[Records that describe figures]
----------------------------------------
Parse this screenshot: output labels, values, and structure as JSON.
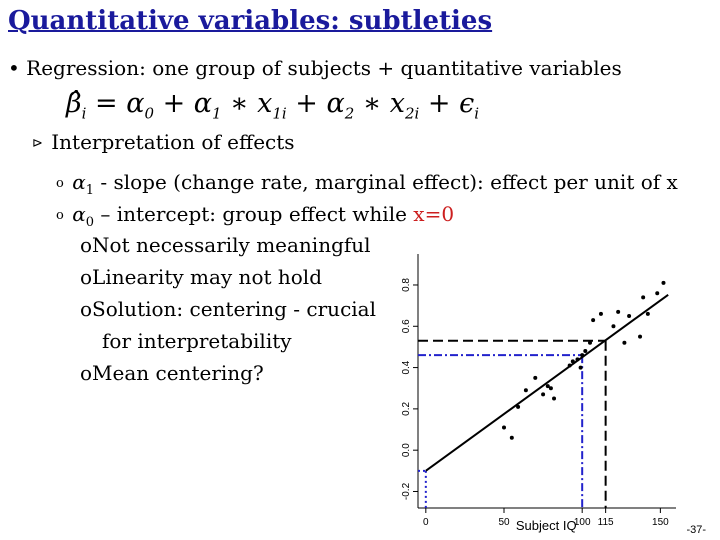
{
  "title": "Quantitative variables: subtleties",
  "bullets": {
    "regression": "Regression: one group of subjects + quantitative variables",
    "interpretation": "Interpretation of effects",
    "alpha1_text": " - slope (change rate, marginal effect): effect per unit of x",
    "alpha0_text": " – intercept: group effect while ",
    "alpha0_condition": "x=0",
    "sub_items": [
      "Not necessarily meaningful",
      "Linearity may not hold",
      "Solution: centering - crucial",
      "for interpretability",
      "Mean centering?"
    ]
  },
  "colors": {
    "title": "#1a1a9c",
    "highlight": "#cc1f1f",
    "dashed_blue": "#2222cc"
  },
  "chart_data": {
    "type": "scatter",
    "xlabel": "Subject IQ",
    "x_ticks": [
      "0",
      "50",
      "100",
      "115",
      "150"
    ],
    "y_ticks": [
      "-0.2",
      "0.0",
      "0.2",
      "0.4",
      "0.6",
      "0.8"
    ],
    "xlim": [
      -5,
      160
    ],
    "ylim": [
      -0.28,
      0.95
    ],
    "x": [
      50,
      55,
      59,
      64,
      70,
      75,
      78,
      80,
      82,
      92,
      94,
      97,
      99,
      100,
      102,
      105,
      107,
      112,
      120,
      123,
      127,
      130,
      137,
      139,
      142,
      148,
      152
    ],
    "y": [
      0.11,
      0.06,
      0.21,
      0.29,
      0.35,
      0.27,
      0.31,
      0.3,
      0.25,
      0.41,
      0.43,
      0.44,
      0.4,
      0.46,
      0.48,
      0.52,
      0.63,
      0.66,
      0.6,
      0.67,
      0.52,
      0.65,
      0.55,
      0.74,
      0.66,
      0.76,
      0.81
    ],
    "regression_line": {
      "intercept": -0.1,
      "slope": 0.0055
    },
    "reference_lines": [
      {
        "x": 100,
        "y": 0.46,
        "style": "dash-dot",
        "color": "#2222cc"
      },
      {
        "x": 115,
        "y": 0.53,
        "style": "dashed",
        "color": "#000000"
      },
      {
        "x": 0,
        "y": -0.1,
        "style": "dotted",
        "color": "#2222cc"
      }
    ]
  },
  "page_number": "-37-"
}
----------------------------------------
→ Stated goal
Every record above should be written out again without change, except that the pictures are left out.

→ Finished answer
Parse this screenshot: output labels, values, and structure as JSON.
{
  "title": "Quantitative variables: subtleties",
  "bullets": {
    "regression": "Regression: one group of subjects + quantitative variables",
    "interpretation": "Interpretation of effects",
    "alpha1_text": " - slope (change rate, marginal effect): effect per unit of x",
    "alpha0_text": " – intercept: group effect while ",
    "alpha0_condition": "x=0",
    "sub_items": [
      "Not necessarily meaningful",
      "Linearity may not hold",
      "Solution: centering - crucial",
      "for interpretability",
      "Mean centering?"
    ]
  },
  "colors": {
    "title": "#1a1a9c",
    "highlight": "#cc1f1f",
    "dashed_blue": "#2222cc"
  },
  "chart_data": {
    "type": "scatter",
    "xlabel": "Subject IQ",
    "x_ticks": [
      "0",
      "50",
      "100",
      "115",
      "150"
    ],
    "y_ticks": [
      "-0.2",
      "0.0",
      "0.2",
      "0.4",
      "0.6",
      "0.8"
    ],
    "xlim": [
      -5,
      160
    ],
    "ylim": [
      -0.28,
      0.95
    ],
    "x": [
      50,
      55,
      59,
      64,
      70,
      75,
      78,
      80,
      82,
      92,
      94,
      97,
      99,
      100,
      102,
      105,
      107,
      112,
      120,
      123,
      127,
      130,
      137,
      139,
      142,
      148,
      152
    ],
    "y": [
      0.11,
      0.06,
      0.21,
      0.29,
      0.35,
      0.27,
      0.31,
      0.3,
      0.25,
      0.41,
      0.43,
      0.44,
      0.4,
      0.46,
      0.48,
      0.52,
      0.63,
      0.66,
      0.6,
      0.67,
      0.52,
      0.65,
      0.55,
      0.74,
      0.66,
      0.76,
      0.81
    ],
    "regression_line": {
      "intercept": -0.1,
      "slope": 0.0055
    },
    "reference_lines": [
      {
        "x": 100,
        "y": 0.46,
        "style": "dash-dot",
        "color": "#2222cc"
      },
      {
        "x": 115,
        "y": 0.53,
        "style": "dashed",
        "color": "#000000"
      },
      {
        "x": 0,
        "y": -0.1,
        "style": "dotted",
        "color": "#2222cc"
      }
    ]
  },
  "page_number": "-37-"
}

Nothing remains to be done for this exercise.